Exercise brief: Copy out the listing below, starting at the line containing "125, 258, 180]" and ending at the line containing "291, 261, 311]", with both of those lines included.

Collection entries:
+ + + + + + +

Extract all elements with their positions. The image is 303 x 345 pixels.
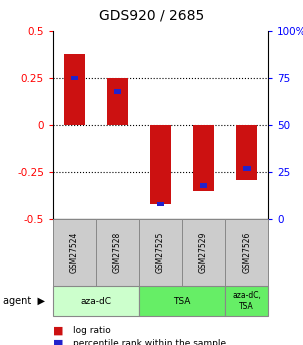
Bar	[236, 125, 258, 180]
Text: agent  ▶: agent ▶	[3, 296, 45, 306]
Bar	[114, 89, 122, 93]
Bar	[243, 166, 251, 171]
Text: log ratio: log ratio	[73, 326, 111, 335]
Text: ■: ■	[53, 338, 64, 345]
Text: TSA: TSA	[173, 296, 191, 306]
Bar	[200, 183, 208, 188]
Bar	[71, 76, 78, 80]
Bar	[107, 78, 128, 125]
Bar	[193, 125, 215, 191]
Text: GSM27524: GSM27524	[70, 232, 79, 273]
Text: GSM27526: GSM27526	[242, 232, 251, 273]
Bar	[157, 202, 165, 206]
Text: ■: ■	[53, 325, 64, 335]
Bar	[150, 125, 171, 204]
Text: percentile rank within the sample: percentile rank within the sample	[73, 339, 226, 345]
Text: GSM27525: GSM27525	[156, 232, 165, 273]
Bar	[64, 53, 85, 125]
Text: GSM27529: GSM27529	[199, 232, 208, 273]
Text: aza-dC: aza-dC	[81, 296, 112, 306]
Text: GDS920 / 2685: GDS920 / 2685	[99, 9, 204, 22]
Text: aza-dC,
TSA: aza-dC, TSA	[232, 291, 261, 311]
Text: GSM27528: GSM27528	[113, 232, 122, 273]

+ + + + + + +

Solution:
Bar	[236, 125, 258, 180]
Text: agent  ▶: agent ▶	[3, 296, 45, 306]
Bar	[114, 89, 122, 93]
Bar	[243, 166, 251, 171]
Text: log ratio: log ratio	[73, 326, 111, 335]
Text: ■: ■	[53, 338, 64, 345]
Text: TSA: TSA	[173, 296, 191, 306]
Bar	[200, 183, 208, 188]
Bar	[71, 76, 78, 80]
Bar	[107, 78, 128, 125]
Bar	[193, 125, 215, 191]
Text: GSM27524: GSM27524	[70, 232, 79, 273]
Text: GSM27526: GSM27526	[242, 232, 251, 273]
Bar	[157, 202, 165, 206]
Text: ■: ■	[53, 325, 64, 335]
Bar	[150, 125, 171, 204]
Text: percentile rank within the sample: percentile rank within the sample	[73, 339, 226, 345]
Text: GSM27525: GSM27525	[156, 232, 165, 273]
Bar	[64, 53, 85, 125]
Text: GSM27529: GSM27529	[199, 232, 208, 273]
Text: aza-dC: aza-dC	[81, 296, 112, 306]
Text: GDS920 / 2685: GDS920 / 2685	[99, 9, 204, 22]
Text: aza-dC,
TSA: aza-dC, TSA	[232, 291, 261, 311]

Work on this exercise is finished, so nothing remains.